▸ Do this: Go through the entries below and retype them exactly, omitting each picture.

======

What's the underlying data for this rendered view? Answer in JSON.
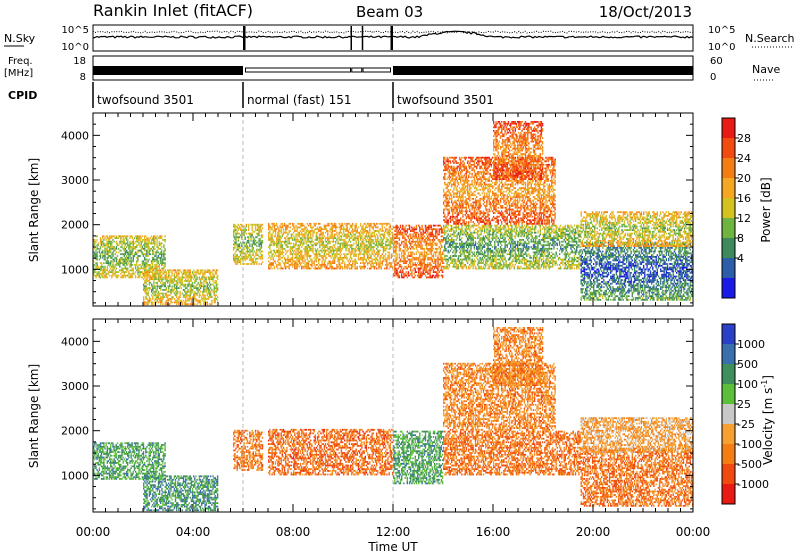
{
  "header": {
    "title": "Rankin Inlet (fitACF)",
    "beam": "Beam 03",
    "date": "18/Oct/2013"
  },
  "status_panels": {
    "nsky_label": "N.Sky",
    "nsky_ticks": [
      "10^5",
      "10^0"
    ],
    "nsearch_label": "N.Search",
    "nsearch_ticks": [
      "10^5",
      "10^0"
    ],
    "freq_label": "Freq.",
    "freq_unit": "[MHz]",
    "freq_ticks": [
      "18",
      "8"
    ],
    "nave_label": "Nave",
    "nave_ticks": [
      "60",
      "0"
    ],
    "cpid_label": "CPID",
    "cpid_segments": [
      {
        "label": "twofsound 3501",
        "start_h": 0,
        "end_h": 6
      },
      {
        "label": "normal (fast) 151",
        "start_h": 6,
        "end_h": 12
      },
      {
        "label": "twofsound 3501",
        "start_h": 12,
        "end_h": 24
      }
    ]
  },
  "chart_data": [
    {
      "type": "heatmap",
      "quantity": "Power",
      "ylabel": "Slant Range [km]",
      "yticks": [
        1000,
        2000,
        3000,
        4000
      ],
      "ylim": [
        180,
        4500
      ],
      "xlim": [
        0,
        24
      ],
      "colorbar_label": "Power [dB]",
      "colorbar_ticks": [
        "28",
        "24",
        "20",
        "16",
        "12",
        "8",
        "4"
      ],
      "colorbar_colors": [
        "#e81a14",
        "#f34a10",
        "#f47e14",
        "#f5a623",
        "#d4c21e",
        "#6fb440",
        "#3e8a5c",
        "#2b5da8",
        "#1a1ae6"
      ],
      "echo_regions": [
        {
          "t0": 0.0,
          "t1": 2.9,
          "r_lo": 800,
          "r_hi": 1750,
          "level": 0.68
        },
        {
          "t0": 2.0,
          "t1": 5.0,
          "r_lo": 200,
          "r_hi": 1000,
          "level": 0.62
        },
        {
          "t0": 5.6,
          "t1": 6.8,
          "r_lo": 1100,
          "r_hi": 2000,
          "level": 0.66
        },
        {
          "t0": 7.0,
          "t1": 12.0,
          "r_lo": 1000,
          "r_hi": 2050,
          "level": 0.55
        },
        {
          "t0": 12.0,
          "t1": 14.0,
          "r_lo": 800,
          "r_hi": 2000,
          "level": 0.35
        },
        {
          "t0": 14.0,
          "t1": 19.5,
          "r_lo": 1000,
          "r_hi": 2000,
          "level": 0.74
        },
        {
          "t0": 14.0,
          "t1": 18.5,
          "r_lo": 2000,
          "r_hi": 3500,
          "level": 0.36
        },
        {
          "t0": 16.0,
          "t1": 18.0,
          "r_lo": 3000,
          "r_hi": 4300,
          "level": 0.32
        },
        {
          "t0": 19.5,
          "t1": 24.0,
          "r_lo": 300,
          "r_hi": 1600,
          "level": 0.92
        },
        {
          "t0": 19.5,
          "t1": 24.0,
          "r_lo": 1500,
          "r_hi": 2300,
          "level": 0.6
        }
      ]
    },
    {
      "type": "heatmap",
      "quantity": "Velocity",
      "ylabel": "Slant Range [km]",
      "yticks": [
        1000,
        2000,
        3000,
        4000
      ],
      "ylim": [
        180,
        4500
      ],
      "xlim": [
        0,
        24
      ],
      "xlabel": "Time UT",
      "xticks": [
        "00:00",
        "04:00",
        "08:00",
        "12:00",
        "16:00",
        "20:00",
        "00:00"
      ],
      "colorbar_label": "Velocity [m s",
      "colorbar_label_exp": "-1",
      "colorbar_label_end": "]",
      "colorbar_ticks": [
        "1000",
        "500",
        "100",
        "25",
        "-25",
        "-100",
        "-500",
        "-1000"
      ],
      "colorbar_colors": [
        "#2b40c8",
        "#3a6fae",
        "#3f8f5c",
        "#5cbf3a",
        "#c8c8c8",
        "#f5a030",
        "#f47e14",
        "#f04a10",
        "#e81a14"
      ],
      "echo_regions": [
        {
          "t0": 0.0,
          "t1": 2.9,
          "r_lo": 900,
          "r_hi": 1750,
          "level": 0.3
        },
        {
          "t0": 2.0,
          "t1": 5.0,
          "r_lo": 200,
          "r_hi": 1000,
          "level": 0.25
        },
        {
          "t0": 5.6,
          "t1": 6.8,
          "r_lo": 1100,
          "r_hi": 2000,
          "level": 0.75
        },
        {
          "t0": 7.0,
          "t1": 12.0,
          "r_lo": 1000,
          "r_hi": 2050,
          "level": 0.8
        },
        {
          "t0": 12.0,
          "t1": 14.0,
          "r_lo": 800,
          "r_hi": 2000,
          "level": 0.3
        },
        {
          "t0": 14.0,
          "t1": 19.5,
          "r_lo": 1000,
          "r_hi": 2000,
          "level": 0.78
        },
        {
          "t0": 14.0,
          "t1": 18.5,
          "r_lo": 2000,
          "r_hi": 3500,
          "level": 0.72
        },
        {
          "t0": 16.0,
          "t1": 18.0,
          "r_lo": 3000,
          "r_hi": 4300,
          "level": 0.74
        },
        {
          "t0": 19.5,
          "t1": 24.0,
          "r_lo": 300,
          "r_hi": 1600,
          "level": 0.78
        },
        {
          "t0": 19.5,
          "t1": 24.0,
          "r_lo": 1500,
          "r_hi": 2300,
          "level": 0.65
        }
      ]
    }
  ]
}
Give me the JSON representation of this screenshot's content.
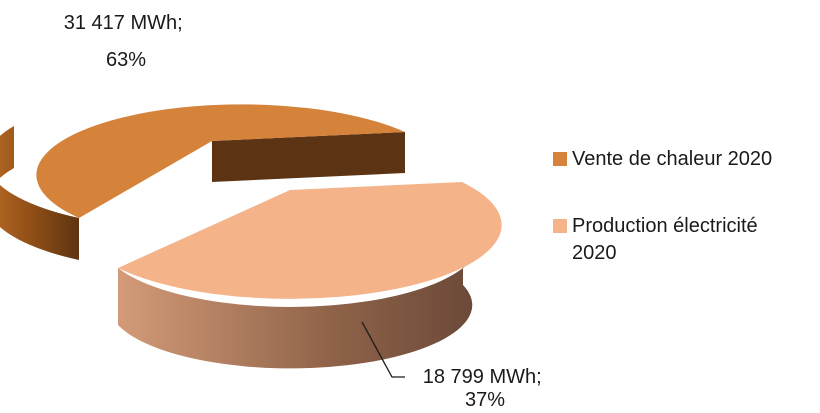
{
  "chart_data": {
    "type": "pie",
    "style": "3d-exploded",
    "series": [
      {
        "name": "",
        "slices": [
          {
            "label": "Vente de chaleur 2020",
            "value": 31417,
            "unit": "MWh",
            "percent": 63,
            "color": "#D5823A",
            "data_label": [
              "31 417 MWh;",
              "63%"
            ]
          },
          {
            "label": "Production électricité 2020",
            "value": 18799,
            "unit": "MWh",
            "percent": 37,
            "color": "#F4B388",
            "data_label": [
              "18 799 MWh;",
              "37%"
            ]
          }
        ]
      }
    ],
    "legend_position": "right"
  }
}
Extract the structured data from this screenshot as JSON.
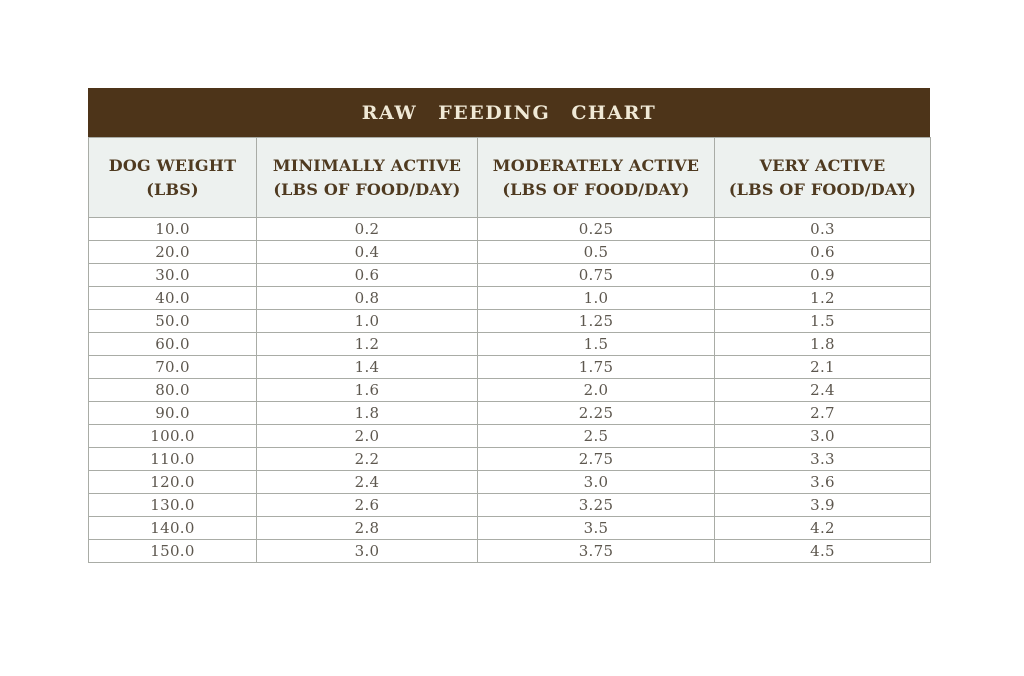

======

▸ Final result:
What's the underlying data for this rendered view? Answer in JSON.
{
  "header": {
    "title": "Rankin Inlet (fitACF)",
    "beam": "Beam 03",
    "date": "18/Oct/2013"
  },
  "status_panels": {
    "nsky_label": "N.Sky",
    "nsky_ticks": [
      "10^5",
      "10^0"
    ],
    "nsearch_label": "N.Search",
    "nsearch_ticks": [
      "10^5",
      "10^0"
    ],
    "freq_label": "Freq.",
    "freq_unit": "[MHz]",
    "freq_ticks": [
      "18",
      "8"
    ],
    "nave_label": "Nave",
    "nave_ticks": [
      "60",
      "0"
    ],
    "cpid_label": "CPID",
    "cpid_segments": [
      {
        "label": "twofsound 3501",
        "start_h": 0,
        "end_h": 6
      },
      {
        "label": "normal (fast) 151",
        "start_h": 6,
        "end_h": 12
      },
      {
        "label": "twofsound 3501",
        "start_h": 12,
        "end_h": 24
      }
    ]
  },
  "chart_data": [
    {
      "type": "heatmap",
      "quantity": "Power",
      "ylabel": "Slant Range [km]",
      "yticks": [
        1000,
        2000,
        3000,
        4000
      ],
      "ylim": [
        180,
        4500
      ],
      "xlim": [
        0,
        24
      ],
      "colorbar_label": "Power [dB]",
      "colorbar_ticks": [
        "28",
        "24",
        "20",
        "16",
        "12",
        "8",
        "4"
      ],
      "colorbar_colors": [
        "#e81a14",
        "#f34a10",
        "#f47e14",
        "#f5a623",
        "#d4c21e",
        "#6fb440",
        "#3e8a5c",
        "#2b5da8",
        "#1a1ae6"
      ],
      "echo_regions": [
        {
          "t0": 0.0,
          "t1": 2.9,
          "r_lo": 800,
          "r_hi": 1750,
          "level": 0.68
        },
        {
          "t0": 2.0,
          "t1": 5.0,
          "r_lo": 200,
          "r_hi": 1000,
          "level": 0.62
        },
        {
          "t0": 5.6,
          "t1": 6.8,
          "r_lo": 1100,
          "r_hi": 2000,
          "level": 0.66
        },
        {
          "t0": 7.0,
          "t1": 12.0,
          "r_lo": 1000,
          "r_hi": 2050,
          "level": 0.55
        },
        {
          "t0": 12.0,
          "t1": 14.0,
          "r_lo": 800,
          "r_hi": 2000,
          "level": 0.35
        },
        {
          "t0": 14.0,
          "t1": 19.5,
          "r_lo": 1000,
          "r_hi": 2000,
          "level": 0.74
        },
        {
          "t0": 14.0,
          "t1": 18.5,
          "r_lo": 2000,
          "r_hi": 3500,
          "level": 0.36
        },
        {
          "t0": 16.0,
          "t1": 18.0,
          "r_lo": 3000,
          "r_hi": 4300,
          "level": 0.32
        },
        {
          "t0": 19.5,
          "t1": 24.0,
          "r_lo": 300,
          "r_hi": 1600,
          "level": 0.92
        },
        {
          "t0": 19.5,
          "t1": 24.0,
          "r_lo": 1500,
          "r_hi": 2300,
          "level": 0.6
        }
      ]
    },
    {
      "type": "heatmap",
      "quantity": "Velocity",
      "ylabel": "Slant Range [km]",
      "yticks": [
        1000,
        2000,
        3000,
        4000
      ],
      "ylim": [
        180,
        4500
      ],
      "xlim": [
        0,
        24
      ],
      "xlabel": "Time UT",
      "xticks": [
        "00:00",
        "04:00",
        "08:00",
        "12:00",
        "16:00",
        "20:00",
        "00:00"
      ],
      "colorbar_label": "Velocity [m s",
      "colorbar_label_exp": "-1",
      "colorbar_label_end": "]",
      "colorbar_ticks": [
        "1000",
        "500",
        "100",
        "25",
        "-25",
        "-100",
        "-500",
        "-1000"
      ],
      "colorbar_colors": [
        "#2b40c8",
        "#3a6fae",
        "#3f8f5c",
        "#5cbf3a",
        "#c8c8c8",
        "#f5a030",
        "#f47e14",
        "#f04a10",
        "#e81a14"
      ],
      "echo_regions": [
        {
          "t0": 0.0,
          "t1": 2.9,
          "r_lo": 900,
          "r_hi": 1750,
          "level": 0.3
        },
        {
          "t0": 2.0,
          "t1": 5.0,
          "r_lo": 200,
          "r_hi": 1000,
          "level": 0.25
        },
        {
          "t0": 5.6,
          "t1": 6.8,
          "r_lo": 1100,
          "r_hi": 2000,
          "level": 0.75
        },
        {
          "t0": 7.0,
          "t1": 12.0,
          "r_lo": 1000,
          "r_hi": 2050,
          "level": 0.8
        },
        {
          "t0": 12.0,
          "t1": 14.0,
          "r_lo": 800,
          "r_hi": 2000,
          "level": 0.3
        },
        {
          "t0": 14.0,
          "t1": 19.5,
          "r_lo": 1000,
          "r_hi": 2000,
          "level": 0.78
        },
        {
          "t0": 14.0,
          "t1": 18.5,
          "r_lo": 2000,
          "r_hi": 3500,
          "level": 0.72
        },
        {
          "t0": 16.0,
          "t1": 18.0,
          "r_lo": 3000,
          "r_hi": 4300,
          "level": 0.74
        },
        {
          "t0": 19.5,
          "t1": 24.0,
          "r_lo": 300,
          "r_hi": 1600,
          "level": 0.78
        },
        {
          "t0": 19.5,
          "t1": 24.0,
          "r_lo": 1500,
          "r_hi": 2300,
          "level": 0.65
        }
      ]
    }
  ]
}
Give me the JSON representation of this screenshot's content.
{
  "chart_data": {
    "type": "pie",
    "style": "3d-exploded",
    "series": [
      {
        "name": "",
        "slices": [
          {
            "label": "Vente de chaleur 2020",
            "value": 31417,
            "unit": "MWh",
            "percent": 63,
            "color": "#D5823A",
            "data_label": [
              "31 417 MWh;",
              "63%"
            ]
          },
          {
            "label": "Production électricité 2020",
            "value": 18799,
            "unit": "MWh",
            "percent": 37,
            "color": "#F4B388",
            "data_label": [
              "18 799 MWh;",
              "37%"
            ]
          }
        ]
      }
    ],
    "legend_position": "right"
  }
}
Extract the structured data from this screenshot as JSON.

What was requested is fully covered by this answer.